> Exercise objective: Determine which lines contain the word "right", then copy those lines.
══ Stored rows ══
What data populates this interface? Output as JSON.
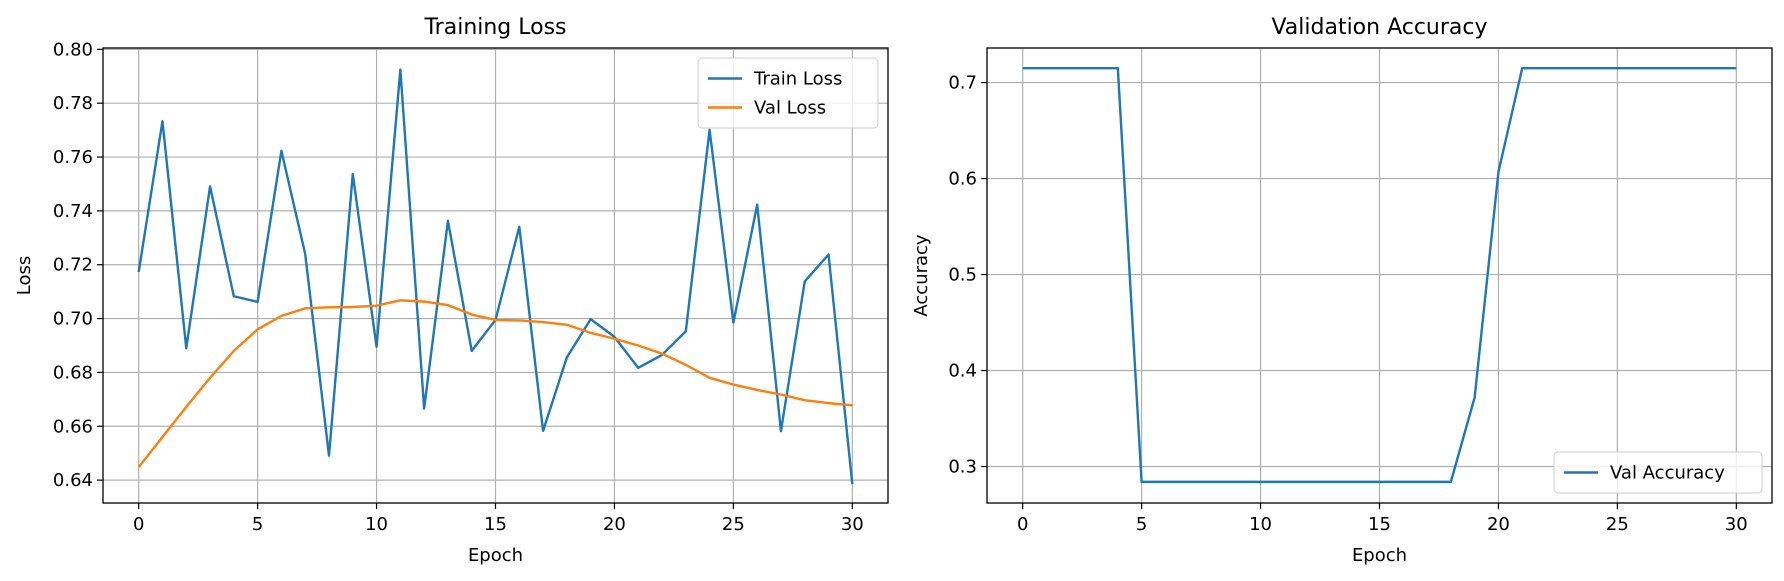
{
  "chart_data": [
    {
      "type": "line",
      "title": "Training Loss",
      "xlabel": "Epoch",
      "ylabel": "Loss",
      "xlim": [
        -1.5,
        31.5
      ],
      "ylim": [
        0.6315,
        0.8005
      ],
      "xticks": [
        0,
        5,
        10,
        15,
        20,
        25,
        30
      ],
      "xtick_labels": [
        "0",
        "5",
        "10",
        "15",
        "20",
        "25",
        "30"
      ],
      "yticks": [
        0.64,
        0.66,
        0.68,
        0.7,
        0.72,
        0.74,
        0.76,
        0.78,
        0.8
      ],
      "ytick_labels": [
        "0.64",
        "0.66",
        "0.68",
        "0.70",
        "0.72",
        "0.74",
        "0.76",
        "0.78",
        "0.80"
      ],
      "grid": true,
      "legend_position": "top-right",
      "x": [
        0,
        1,
        2,
        3,
        4,
        5,
        6,
        7,
        8,
        9,
        10,
        11,
        12,
        13,
        14,
        15,
        16,
        17,
        18,
        19,
        20,
        21,
        22,
        23,
        24,
        25,
        26,
        27,
        28,
        29,
        30
      ],
      "series": [
        {
          "name": "Train Loss",
          "color": "#1f77b4",
          "values": [
            0.7173,
            0.7733,
            0.689,
            0.7491,
            0.7083,
            0.7062,
            0.7623,
            0.724,
            0.6491,
            0.7537,
            0.6895,
            0.7925,
            0.6666,
            0.7363,
            0.688,
            0.6995,
            0.7341,
            0.6583,
            0.6856,
            0.6998,
            0.6932,
            0.6817,
            0.6865,
            0.6953,
            0.7701,
            0.6985,
            0.7423,
            0.6582,
            0.7138,
            0.7238,
            0.6385
          ]
        },
        {
          "name": "Val Loss",
          "color": "#ff7f0e",
          "values": [
            0.6448,
            0.656,
            0.6672,
            0.678,
            0.688,
            0.696,
            0.701,
            0.7038,
            0.7042,
            0.7043,
            0.7048,
            0.7068,
            0.7063,
            0.705,
            0.7015,
            0.6995,
            0.6993,
            0.6987,
            0.6977,
            0.6947,
            0.6925,
            0.69,
            0.687,
            0.6828,
            0.678,
            0.6755,
            0.6735,
            0.6718,
            0.6697,
            0.6686,
            0.6678
          ]
        }
      ]
    },
    {
      "type": "line",
      "title": "Validation Accuracy",
      "xlabel": "Epoch",
      "ylabel": "Accuracy",
      "xlim": [
        -1.5,
        31.5
      ],
      "ylim": [
        0.262,
        0.736
      ],
      "xticks": [
        0,
        5,
        10,
        15,
        20,
        25,
        30
      ],
      "xtick_labels": [
        "0",
        "5",
        "10",
        "15",
        "20",
        "25",
        "30"
      ],
      "yticks": [
        0.3,
        0.4,
        0.5,
        0.6,
        0.7
      ],
      "ytick_labels": [
        "0.3",
        "0.4",
        "0.5",
        "0.6",
        "0.7"
      ],
      "grid": true,
      "legend_position": "bottom-right",
      "x": [
        0,
        1,
        2,
        3,
        4,
        5,
        6,
        7,
        8,
        9,
        10,
        11,
        12,
        13,
        14,
        15,
        16,
        17,
        18,
        19,
        20,
        21,
        22,
        23,
        24,
        25,
        26,
        27,
        28,
        29,
        30
      ],
      "series": [
        {
          "name": "Val Accuracy",
          "color": "#1f77b4",
          "values": [
            0.715,
            0.715,
            0.715,
            0.715,
            0.715,
            0.284,
            0.284,
            0.284,
            0.284,
            0.284,
            0.284,
            0.284,
            0.284,
            0.284,
            0.284,
            0.284,
            0.284,
            0.284,
            0.284,
            0.372,
            0.607,
            0.715,
            0.715,
            0.715,
            0.715,
            0.715,
            0.715,
            0.715,
            0.715,
            0.715,
            0.715
          ]
        }
      ]
    }
  ]
}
═══
> Complete response:
      "legend_position": "top-right",
      "legend_position": "bottom-right",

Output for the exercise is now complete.